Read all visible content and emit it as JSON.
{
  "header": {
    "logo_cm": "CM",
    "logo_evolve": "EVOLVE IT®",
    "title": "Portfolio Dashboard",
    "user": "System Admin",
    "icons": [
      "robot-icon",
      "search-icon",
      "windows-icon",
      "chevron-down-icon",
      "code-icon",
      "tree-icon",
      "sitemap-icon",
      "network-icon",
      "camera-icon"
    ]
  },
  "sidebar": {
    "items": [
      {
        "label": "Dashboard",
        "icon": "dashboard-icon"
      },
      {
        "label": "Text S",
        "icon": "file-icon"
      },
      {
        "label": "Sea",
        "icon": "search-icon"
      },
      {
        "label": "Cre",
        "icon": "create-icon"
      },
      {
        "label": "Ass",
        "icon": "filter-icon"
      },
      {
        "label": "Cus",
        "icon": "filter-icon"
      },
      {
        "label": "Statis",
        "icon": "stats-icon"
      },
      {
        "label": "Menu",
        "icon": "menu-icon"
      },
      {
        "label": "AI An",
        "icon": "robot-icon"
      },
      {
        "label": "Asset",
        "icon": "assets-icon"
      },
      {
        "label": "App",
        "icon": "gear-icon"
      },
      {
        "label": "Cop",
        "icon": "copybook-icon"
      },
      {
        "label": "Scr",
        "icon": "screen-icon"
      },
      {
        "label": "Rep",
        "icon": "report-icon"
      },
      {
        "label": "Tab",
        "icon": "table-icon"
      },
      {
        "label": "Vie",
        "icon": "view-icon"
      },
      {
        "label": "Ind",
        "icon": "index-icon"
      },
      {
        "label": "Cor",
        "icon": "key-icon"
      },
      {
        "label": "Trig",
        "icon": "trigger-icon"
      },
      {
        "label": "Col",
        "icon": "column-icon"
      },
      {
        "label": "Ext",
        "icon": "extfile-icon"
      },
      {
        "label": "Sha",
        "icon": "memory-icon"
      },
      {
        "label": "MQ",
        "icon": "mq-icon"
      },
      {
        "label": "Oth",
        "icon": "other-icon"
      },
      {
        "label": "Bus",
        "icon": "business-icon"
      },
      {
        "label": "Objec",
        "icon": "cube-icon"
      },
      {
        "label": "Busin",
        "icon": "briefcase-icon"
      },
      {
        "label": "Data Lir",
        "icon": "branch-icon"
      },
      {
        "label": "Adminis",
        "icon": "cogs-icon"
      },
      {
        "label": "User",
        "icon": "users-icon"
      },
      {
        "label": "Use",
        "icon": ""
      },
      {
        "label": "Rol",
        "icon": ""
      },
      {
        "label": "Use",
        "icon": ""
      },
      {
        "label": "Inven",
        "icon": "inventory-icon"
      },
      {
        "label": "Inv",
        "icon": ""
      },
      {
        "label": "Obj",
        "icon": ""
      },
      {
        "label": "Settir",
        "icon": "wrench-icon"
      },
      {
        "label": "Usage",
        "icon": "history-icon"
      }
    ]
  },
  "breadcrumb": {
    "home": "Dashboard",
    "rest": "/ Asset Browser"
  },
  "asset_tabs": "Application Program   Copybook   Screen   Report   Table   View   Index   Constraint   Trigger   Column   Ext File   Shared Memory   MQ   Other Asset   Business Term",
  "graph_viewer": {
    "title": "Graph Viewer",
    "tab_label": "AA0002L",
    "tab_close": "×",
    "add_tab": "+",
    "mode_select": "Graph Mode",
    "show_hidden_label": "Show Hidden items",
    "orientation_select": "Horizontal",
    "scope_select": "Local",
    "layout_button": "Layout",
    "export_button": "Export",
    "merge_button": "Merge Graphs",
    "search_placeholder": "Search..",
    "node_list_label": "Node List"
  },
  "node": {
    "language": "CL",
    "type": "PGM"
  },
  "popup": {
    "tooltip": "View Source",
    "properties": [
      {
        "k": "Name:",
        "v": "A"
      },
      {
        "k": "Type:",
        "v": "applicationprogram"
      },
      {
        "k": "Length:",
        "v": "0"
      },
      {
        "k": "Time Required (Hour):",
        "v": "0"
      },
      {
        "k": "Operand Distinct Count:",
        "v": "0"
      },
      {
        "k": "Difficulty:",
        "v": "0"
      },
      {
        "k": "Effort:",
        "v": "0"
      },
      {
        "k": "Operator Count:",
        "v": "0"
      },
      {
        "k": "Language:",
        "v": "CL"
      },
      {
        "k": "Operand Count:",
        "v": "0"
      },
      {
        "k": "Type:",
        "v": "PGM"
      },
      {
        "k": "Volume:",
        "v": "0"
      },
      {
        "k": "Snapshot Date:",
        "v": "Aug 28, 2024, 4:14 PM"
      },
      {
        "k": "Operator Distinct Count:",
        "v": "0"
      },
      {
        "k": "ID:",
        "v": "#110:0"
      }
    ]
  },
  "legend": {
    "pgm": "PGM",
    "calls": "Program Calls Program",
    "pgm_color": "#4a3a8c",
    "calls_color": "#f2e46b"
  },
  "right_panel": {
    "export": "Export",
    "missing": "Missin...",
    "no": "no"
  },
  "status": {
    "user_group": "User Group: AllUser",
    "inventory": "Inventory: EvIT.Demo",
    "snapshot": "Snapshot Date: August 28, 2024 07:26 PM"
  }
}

_ _ _ _ _ _ _

Transcribe the whole listing with nothing added or left out.

Read all visible content and emit it as JSON.
{
  "header": {
    "logo_cm": "CM",
    "logo_evolve": "EVOLVE IT®",
    "title": "Portfolio Dashboard",
    "user": "System Admin",
    "icons": [
      "robot-icon",
      "search-icon",
      "windows-icon",
      "chevron-down-icon",
      "code-icon",
      "tree-icon",
      "sitemap-icon",
      "network-icon",
      "camera-icon"
    ]
  },
  "sidebar": {
    "items": [
      {
        "label": "Dashboard",
        "icon": "dashboard-icon"
      },
      {
        "label": "Text S",
        "icon": "file-icon"
      },
      {
        "label": "Sea",
        "icon": "search-icon"
      },
      {
        "label": "Cre",
        "icon": "create-icon"
      },
      {
        "label": "Ass",
        "icon": "filter-icon"
      },
      {
        "label": "Cus",
        "icon": "filter-icon"
      },
      {
        "label": "Statis",
        "icon": "stats-icon"
      },
      {
        "label": "Menu",
        "icon": "menu-icon"
      },
      {
        "label": "AI An",
        "icon": "robot-icon"
      },
      {
        "label": "Asset",
        "icon": "assets-icon"
      },
      {
        "label": "App",
        "icon": "gear-icon"
      },
      {
        "label": "Cop",
        "icon": "copybook-icon"
      },
      {
        "label": "Scr",
        "icon": "screen-icon"
      },
      {
        "label": "Rep",
        "icon": "report-icon"
      },
      {
        "label": "Tab",
        "icon": "table-icon"
      },
      {
        "label": "Vie",
        "icon": "view-icon"
      },
      {
        "label": "Ind",
        "icon": "index-icon"
      },
      {
        "label": "Cor",
        "icon": "key-icon"
      },
      {
        "label": "Trig",
        "icon": "trigger-icon"
      },
      {
        "label": "Col",
        "icon": "column-icon"
      },
      {
        "label": "Ext",
        "icon": "extfile-icon"
      },
      {
        "label": "Sha",
        "icon": "memory-icon"
      },
      {
        "label": "MQ",
        "icon": "mq-icon"
      },
      {
        "label": "Oth",
        "icon": "other-icon"
      },
      {
        "label": "Bus",
        "icon": "business-icon"
      },
      {
        "label": "Objec",
        "icon": "cube-icon"
      },
      {
        "label": "Busin",
        "icon": "briefcase-icon"
      },
      {
        "label": "Data Lir",
        "icon": "branch-icon"
      },
      {
        "label": "Adminis",
        "icon": "cogs-icon"
      },
      {
        "label": "User",
        "icon": "users-icon"
      },
      {
        "label": "Use",
        "icon": ""
      },
      {
        "label": "Rol",
        "icon": ""
      },
      {
        "label": "Use",
        "icon": ""
      },
      {
        "label": "Inven",
        "icon": "inventory-icon"
      },
      {
        "label": "Inv",
        "icon": ""
      },
      {
        "label": "Obj",
        "icon": ""
      },
      {
        "label": "Settir",
        "icon": "wrench-icon"
      },
      {
        "label": "Usage",
        "icon": "history-icon"
      }
    ]
  },
  "breadcrumb": {
    "home": "Dashboard",
    "rest": "/ Asset Browser"
  },
  "asset_tabs": "Application Program   Copybook   Screen   Report   Table   View   Index   Constraint   Trigger   Column   Ext File   Shared Memory   MQ   Other Asset   Business Term",
  "graph_viewer": {
    "title": "Graph Viewer",
    "tab_label": "AA0002L",
    "tab_close": "×",
    "add_tab": "+",
    "mode_select": "Graph Mode",
    "show_hidden_label": "Show Hidden items",
    "orientation_select": "Horizontal",
    "scope_select": "Local",
    "layout_button": "Layout",
    "export_button": "Export",
    "merge_button": "Merge Graphs",
    "search_placeholder": "Search..",
    "node_list_label": "Node List"
  },
  "node": {
    "language": "CL",
    "type": "PGM"
  },
  "popup": {
    "tooltip": "View Source",
    "properties": [
      {
        "k": "Name:",
        "v": "A"
      },
      {
        "k": "Type:",
        "v": "applicationprogram"
      },
      {
        "k": "Length:",
        "v": "0"
      },
      {
        "k": "Time Required (Hour):",
        "v": "0"
      },
      {
        "k": "Operand Distinct Count:",
        "v": "0"
      },
      {
        "k": "Difficulty:",
        "v": "0"
      },
      {
        "k": "Effort:",
        "v": "0"
      },
      {
        "k": "Operator Count:",
        "v": "0"
      },
      {
        "k": "Language:",
        "v": "CL"
      },
      {
        "k": "Operand Count:",
        "v": "0"
      },
      {
        "k": "Type:",
        "v": "PGM"
      },
      {
        "k": "Volume:",
        "v": "0"
      },
      {
        "k": "Snapshot Date:",
        "v": "Aug 28, 2024, 4:14 PM"
      },
      {
        "k": "Operator Distinct Count:",
        "v": "0"
      },
      {
        "k": "ID:",
        "v": "#110:0"
      }
    ]
  },
  "legend": {
    "pgm": "PGM",
    "calls": "Program Calls Program",
    "pgm_color": "#4a3a8c",
    "calls_color": "#f2e46b"
  },
  "right_panel": {
    "export": "Export",
    "missing": "Missin...",
    "no": "no"
  },
  "status": {
    "user_group": "User Group: AllUser",
    "inventory": "Inventory: EvIT.Demo",
    "snapshot": "Snapshot Date: August 28, 2024 07:26 PM"
  }
}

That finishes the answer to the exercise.